-------- Source text

Do
heatwaves, wildfires and travel costs signal the end of the holiday abroad?
Leading
researcher forecasts ‘beginning of the age of non-tourism’ despite industry
returning to pre-pandemic highs
Ajit
Niranjan
Ajit
Niranjan
Sat 23
Aug 2025 12.00 BST
It was a
prediction nobody wanted to hear. On the main stage of the world’s biggest
tourism fair, Stefan Gössling, a leading researcher in sustainable transport,
had just calmly announced the looming death of the holiday industry.
“We have
already entered the beginning of the age of non-tourism,” said Gössling, to an
uneasy audience of travel agencies, car rental companies, cruise operators and
hoteliers.
That
prophecy may sound fanciful to holidaymakers in Europe and North America who
have been jetting off this summer – as well as to industry executives delighted
to see international tourism return to pre-pandemic highs last year – but
Gössling argues that as carbon pollution stokes heatwaves, fuels wildfires and
ruins harvests, the cost of foreign travel will soar, and fewer people will be
able to afford it.
“Eighty
years ago, mass tourism started in Europe,” said Gössling, a professor at the
business and economics school at Linnaeus University in Sweden, who has
consulted for the UN and the World Bank. “Eighty years from now, I’m doubtful
there will be much tourism left in the world.”
Gössling
is not short of examples of destinations already feeling the squeeze. Warm
weather is melting snow that keeps Alpine ski resorts alive. Coastal erosion is
stripping sand from southern European beaches. Droughts are forcing Spanish
hotels to ship in fresh water as swimming pools lie empty, while wildfires are
setting scenic Greek islands ablaze.
The South
Aegean islands in Greece, which include the tourist favourites Kos, Rhodes and
Mykonos, are the “single most critical” hotspot on the continent, according to
a study Gössling co-authored last month combining exposure to climate hazards
with dependence on tourism. Next are the Ionian islands, which include Corfu.
The
financial strain caused by these issues, which travel companies will probably
pass on to customers, will be compounded by the rising cost of food – from
coffee to chocolate to olive oil – and the increasing need for insurance
against extreme weather.
“At the
moment, it’s locally concentrated,” said Gössling, speaking to the Guardian
earlier this year at the ITB Berlin, the world’s largest gathering of tourism
companies. “But in the future, it will become more frequent, cover more places,
and turn into something disruptive.”
Whether
this rise in costs could outpace expected growth in global incomes is up for
debate – some damages can be avoided through adaptation, though this, too,
comes at a price – but tourists may feel the pinch even in scenarios that keep
volatile weather under control. If carbon pollution does fall sharply –
necessary to stop global heating – it will cost the most in sectors such as
aviation, which is limited by physical constraints.

----------------
-------- Record set

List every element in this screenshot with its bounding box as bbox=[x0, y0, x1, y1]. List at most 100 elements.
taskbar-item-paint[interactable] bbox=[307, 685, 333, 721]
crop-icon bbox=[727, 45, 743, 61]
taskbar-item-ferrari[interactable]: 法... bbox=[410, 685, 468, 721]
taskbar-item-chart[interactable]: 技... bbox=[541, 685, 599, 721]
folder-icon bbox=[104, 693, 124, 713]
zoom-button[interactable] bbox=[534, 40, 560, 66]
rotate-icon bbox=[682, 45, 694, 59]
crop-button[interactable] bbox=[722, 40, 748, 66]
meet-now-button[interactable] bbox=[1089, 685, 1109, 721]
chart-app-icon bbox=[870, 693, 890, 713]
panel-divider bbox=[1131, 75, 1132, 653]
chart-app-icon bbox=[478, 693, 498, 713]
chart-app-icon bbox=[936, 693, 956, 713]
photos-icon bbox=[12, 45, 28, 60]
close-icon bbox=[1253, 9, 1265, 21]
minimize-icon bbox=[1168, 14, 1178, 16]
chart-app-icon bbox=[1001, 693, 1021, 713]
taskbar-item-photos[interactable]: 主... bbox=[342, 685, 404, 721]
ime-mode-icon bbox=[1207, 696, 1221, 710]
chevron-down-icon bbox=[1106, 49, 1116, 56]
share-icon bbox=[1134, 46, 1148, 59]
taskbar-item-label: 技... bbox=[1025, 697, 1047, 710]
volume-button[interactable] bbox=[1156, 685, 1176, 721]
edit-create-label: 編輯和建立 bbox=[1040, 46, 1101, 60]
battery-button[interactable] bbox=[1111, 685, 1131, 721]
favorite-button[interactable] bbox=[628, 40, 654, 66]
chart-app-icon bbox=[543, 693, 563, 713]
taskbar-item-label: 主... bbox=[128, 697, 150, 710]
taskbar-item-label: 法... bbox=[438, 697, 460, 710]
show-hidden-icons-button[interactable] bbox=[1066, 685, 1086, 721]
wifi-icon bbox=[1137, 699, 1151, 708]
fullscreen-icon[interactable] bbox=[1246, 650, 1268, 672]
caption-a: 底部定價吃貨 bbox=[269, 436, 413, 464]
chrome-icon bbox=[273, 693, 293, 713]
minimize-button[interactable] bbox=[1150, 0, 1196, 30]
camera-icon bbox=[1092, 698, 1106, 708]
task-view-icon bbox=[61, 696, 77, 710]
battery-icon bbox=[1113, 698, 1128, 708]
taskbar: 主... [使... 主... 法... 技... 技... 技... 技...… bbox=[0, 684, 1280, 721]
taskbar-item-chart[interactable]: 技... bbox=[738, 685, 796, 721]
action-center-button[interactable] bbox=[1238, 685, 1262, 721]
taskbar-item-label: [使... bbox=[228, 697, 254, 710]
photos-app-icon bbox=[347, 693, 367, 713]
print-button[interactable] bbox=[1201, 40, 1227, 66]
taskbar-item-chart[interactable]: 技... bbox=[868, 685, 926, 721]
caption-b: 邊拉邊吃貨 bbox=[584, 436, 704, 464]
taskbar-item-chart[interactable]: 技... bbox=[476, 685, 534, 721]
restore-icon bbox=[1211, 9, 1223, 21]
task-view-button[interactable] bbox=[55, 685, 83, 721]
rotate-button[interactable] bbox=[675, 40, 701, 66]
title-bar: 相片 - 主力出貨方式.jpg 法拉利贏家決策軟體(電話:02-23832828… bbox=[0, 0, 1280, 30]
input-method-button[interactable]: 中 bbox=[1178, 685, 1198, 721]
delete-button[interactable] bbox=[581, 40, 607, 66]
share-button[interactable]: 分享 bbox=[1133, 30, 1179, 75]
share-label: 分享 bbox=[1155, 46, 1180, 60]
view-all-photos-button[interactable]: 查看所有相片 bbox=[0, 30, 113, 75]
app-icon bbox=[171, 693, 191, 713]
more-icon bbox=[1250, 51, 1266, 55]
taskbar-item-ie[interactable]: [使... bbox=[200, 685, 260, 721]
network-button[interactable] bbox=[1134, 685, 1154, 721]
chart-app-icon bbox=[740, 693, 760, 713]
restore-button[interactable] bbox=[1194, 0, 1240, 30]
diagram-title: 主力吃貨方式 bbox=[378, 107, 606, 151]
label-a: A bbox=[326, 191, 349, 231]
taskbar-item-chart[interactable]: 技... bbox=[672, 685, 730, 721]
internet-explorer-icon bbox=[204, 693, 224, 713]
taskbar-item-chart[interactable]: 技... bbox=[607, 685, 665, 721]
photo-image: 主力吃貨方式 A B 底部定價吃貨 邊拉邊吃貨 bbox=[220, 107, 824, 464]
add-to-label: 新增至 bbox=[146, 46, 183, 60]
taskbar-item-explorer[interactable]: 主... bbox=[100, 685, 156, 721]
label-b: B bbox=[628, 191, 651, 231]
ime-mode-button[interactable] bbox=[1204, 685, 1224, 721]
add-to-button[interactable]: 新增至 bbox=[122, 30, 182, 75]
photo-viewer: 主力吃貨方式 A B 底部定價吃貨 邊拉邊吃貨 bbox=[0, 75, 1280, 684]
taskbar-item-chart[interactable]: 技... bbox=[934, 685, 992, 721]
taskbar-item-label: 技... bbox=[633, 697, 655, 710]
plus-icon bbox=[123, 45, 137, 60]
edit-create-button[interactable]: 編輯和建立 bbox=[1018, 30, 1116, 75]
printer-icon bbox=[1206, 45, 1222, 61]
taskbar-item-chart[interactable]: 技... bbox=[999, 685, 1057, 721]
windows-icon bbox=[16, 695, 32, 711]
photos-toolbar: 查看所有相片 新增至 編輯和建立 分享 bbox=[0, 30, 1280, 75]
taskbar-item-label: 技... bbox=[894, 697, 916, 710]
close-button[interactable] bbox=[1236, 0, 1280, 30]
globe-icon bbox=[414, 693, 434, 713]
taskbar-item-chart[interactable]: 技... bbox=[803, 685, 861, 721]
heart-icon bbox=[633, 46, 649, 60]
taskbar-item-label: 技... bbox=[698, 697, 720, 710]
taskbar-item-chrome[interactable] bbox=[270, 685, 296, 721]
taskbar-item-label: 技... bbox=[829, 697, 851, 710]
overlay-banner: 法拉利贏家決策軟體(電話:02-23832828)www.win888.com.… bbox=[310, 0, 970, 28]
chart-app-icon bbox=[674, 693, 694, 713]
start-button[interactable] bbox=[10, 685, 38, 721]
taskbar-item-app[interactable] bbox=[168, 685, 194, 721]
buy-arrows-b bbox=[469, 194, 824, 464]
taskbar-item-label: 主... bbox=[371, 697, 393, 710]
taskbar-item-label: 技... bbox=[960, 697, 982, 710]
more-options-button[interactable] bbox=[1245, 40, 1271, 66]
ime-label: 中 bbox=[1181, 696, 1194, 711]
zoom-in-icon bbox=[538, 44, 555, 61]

----------------

» **Exercise**
Resume the article above about climate change and the future of foreign holidays, starting right after its last sentence.

» **Answer area**
Some
governments hope to slap carbon taxes on flights to help finance the energy
transition and compensate poor countries for damage caused by fossil fuels, and
green groups are pushing for a frequent flier levy, which would increase duties
for each extra flight in a year.
Despite
Gössling’s blunt assessment of the tourism industry’s efforts to decarbonise –
“what the whole sector is doing is greenwashing” – he is seen as a crucial
voice in the industry, with the conference billing his speech a “must-hear
session for anyone who cares about the future of travel and our planet”.
Some
things are moving in the right direction, he added, such as hotels putting
solar panels on their roofs and people beginning to acknowledge the problem.
“We have
a huge difficulty making the step from there to action,” said Gössling. “But
people have realised they are running into risks, and want to understand
business risks. The message is not welcome, but it certainly makes people
think.”
In
academic circles, Gössling is best-known for studies that put numbers on the
growing carbon footprint of tourism (8.8% of planet-heating pollution) and the
inequality in aviation emissions (only 2-4% of people fly abroad in a given
year). His finding that 1% of the world population are responsible for half the
emissions from air transport has underlined activists’ calls for governments to
make premium and business travel a priority.
“If that
group travelled half as much – which still is a lot, it probably would still be
sufficient even for business travellers – we could cut [aviation] emissions by
25%,” he said. “Just by making a very tiny group travel a little less.”
But he is
also quick to counter arguments that ordinary people in rich countries can keep
flying to far-flung places and justify it by pointing to even more polluting
demographics. “Our headache is long-haul travel,” he said, mentioning gap years
and Gen Z influencers who sell travel as an aspirational lifestyle.
“Everyone
sees tourism as a system, where governments and companies are responsible,”
said Gössling. “But we are the system. It’s our individual actions that
accumulate to global problems.”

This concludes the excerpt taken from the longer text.